Restate the material word for word and leave out anything that is a picture.

++++++

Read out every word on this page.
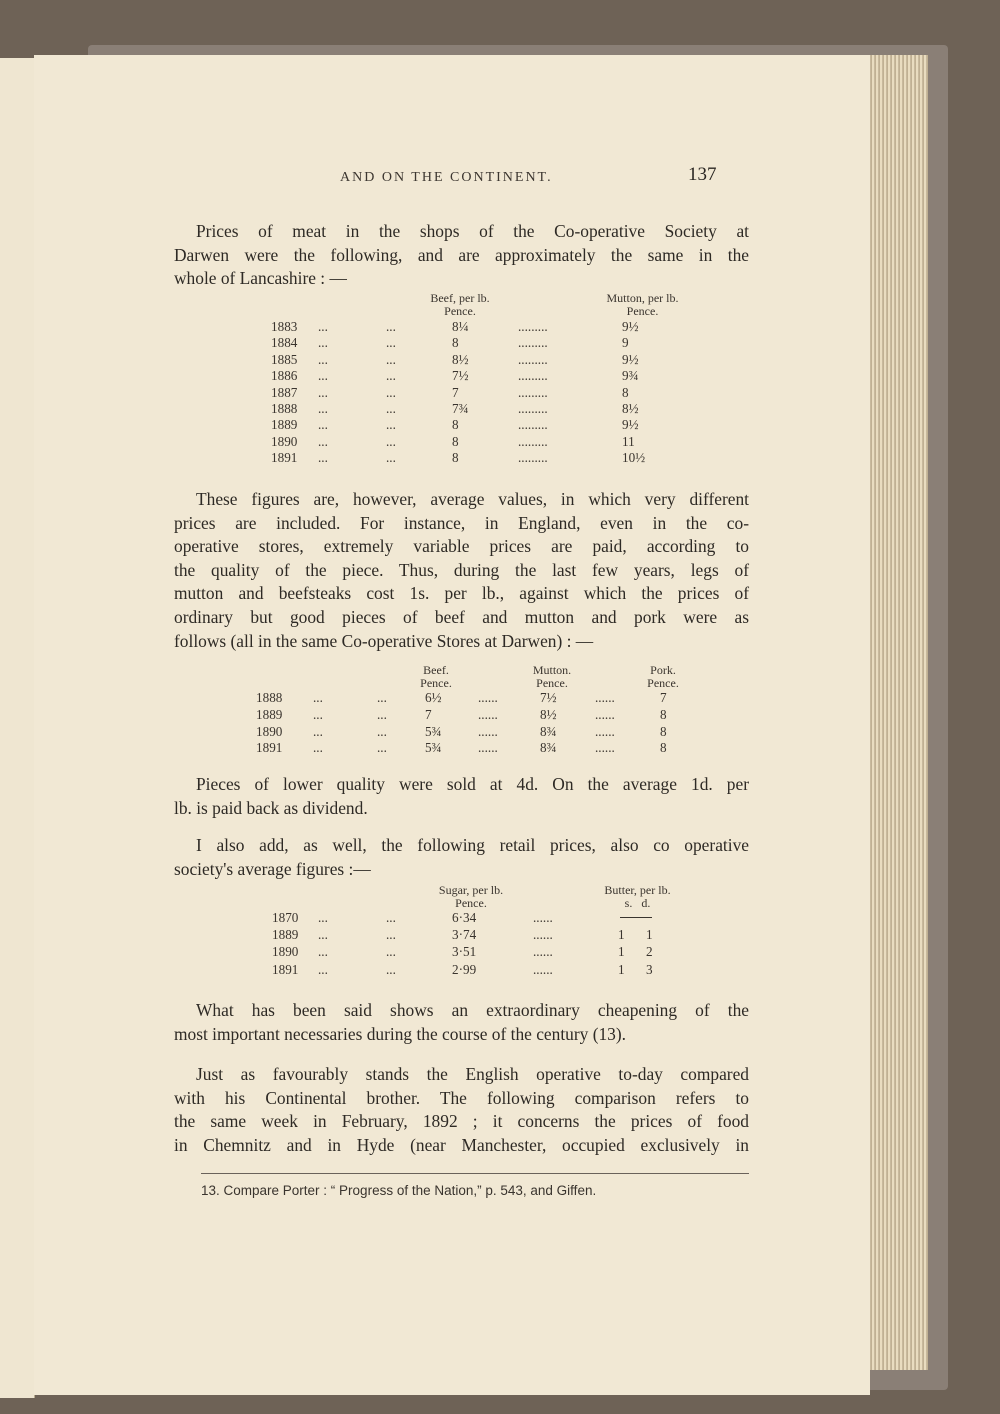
AND ON THE CONTINENT.	137
Prices of meat in the shops of the Co-operative Society at
Darwen were the following, and are approximately the same in the
whole of Lancashire : —
Beef, per lb.
Pence.
Mutton, per lb.
Pence.
1883 ...	...	8¼	.........	9½
1884 ...	...	8	.........	9
1885 ...	...	8½	.........	9½
1886 ...	...	7½	.........	9¾
1887 ...	...	7	.........	8
1888 ...	...	7¾	.........	8½
1889 ...	...	8	.........	9½
1890 ...	...	8	.........	11
1891 ...	...	8	.........	10½
These figures are, however, average values, in which very different
prices are included. For instance, in England, even in the co-
operative stores, extremely variable prices are paid, according to
the quality of the piece. Thus, during the last few years, legs of
mutton and beefsteaks cost 1s. per lb., against which the prices of
ordinary but good pieces of beef and mutton and pork were as
follows (all in the same Co-operative Stores at Darwen) : —
Beef.
Pence.
Mutton.
Pence.
Pork.
Pence.
1888 ...	...	6½	......	7½	......	7
1889 ...	...	7	......	8½	......	8
1890 ...	...	5¾	......	8¾	......	8
1891 ...	...	5¾	......	8¾	......	8
Pieces of lower quality were sold at 4d. On the average 1d. per
lb. is paid back as dividend.
I also add, as well, the following retail prices, also co operative
society's average figures :—
Sugar, per lb.
Pence.
Butter, per lb.
s.   d.
1870 ...	...	6·34	......
1889 ...	...	3·74	......	1 1
1890 ...	...	3·51	......	1 2
1891 ...	...	2·99	......	1 3
What has been said shows an extraordinary cheapening of the
most important necessaries during the course of the century (13).
Just as favourably stands the English operative to-day compared
with his Continental brother. The following comparison refers to
the same week in February, 1892 ; it concerns the prices of food
in Chemnitz and in Hyde (near Manchester, occupied exclusively in
13. Compare Porter : “ Progress of the Nation,” p. 543, and Giffen.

++++++

Complete output:
Read out every word on this page.
AND ON THE CONTINENT.	137
Prices of meat in the shops of the Co-operative Society at
Darwen were the following, and are approximately the same in the
whole of Lancashire : —
Beef, per lb.
Pence.
Mutton, per lb.
Pence.
1883 ...	...	8¼	.........	9½
1884 ...	...	8	.........	9
1885 ...	...	8½	.........	9½
1886 ...	...	7½	.........	9¾
1887 ...	...	7	.........	8
1888 ...	...	7¾	.........	8½
1889 ...	...	8	.........	9½
1890 ...	...	8	.........	11
1891 ...	...	8	.........	10½
These figures are, however, average values, in which very different
prices are included. For instance, in England, even in the co-
operative stores, extremely variable prices are paid, according to
the quality of the piece. Thus, during the last few years, legs of
mutton and beefsteaks cost 1s. per lb., against which the prices of
ordinary but good pieces of beef and mutton and pork were as
follows (all in the same Co-operative Stores at Darwen) : —
Beef.
Pence.
Mutton.
Pence.
Pork.
Pence.
1888 ...	...	6½	......	7½	......	7
1889 ...	...	7	......	8½	......	8
1890 ...	...	5¾	......	8¾	......	8
1891 ...	...	5¾	......	8¾	......	8
Pieces of lower quality were sold at 4d. On the average 1d. per
lb. is paid back as dividend.
I also add, as well, the following retail prices, also co operative
society's average figures :—
Sugar, per lb.
Pence.
Butter, per lb.
s.   d.
1870 ...	...	6·34	......
1889 ...	...	3·74	......	1 1
1890 ...	...	3·51	......	1 2
1891 ...	...	2·99	......	1 3
What has been said shows an extraordinary cheapening of the
most important necessaries during the course of the century (13).
Just as favourably stands the English operative to-day compared
with his Continental brother. The following comparison refers to
the same week in February, 1892 ; it concerns the prices of food
in Chemnitz and in Hyde (near Manchester, occupied exclusively in
13. Compare Porter : “ Progress of the Nation,” p. 543, and Giffen.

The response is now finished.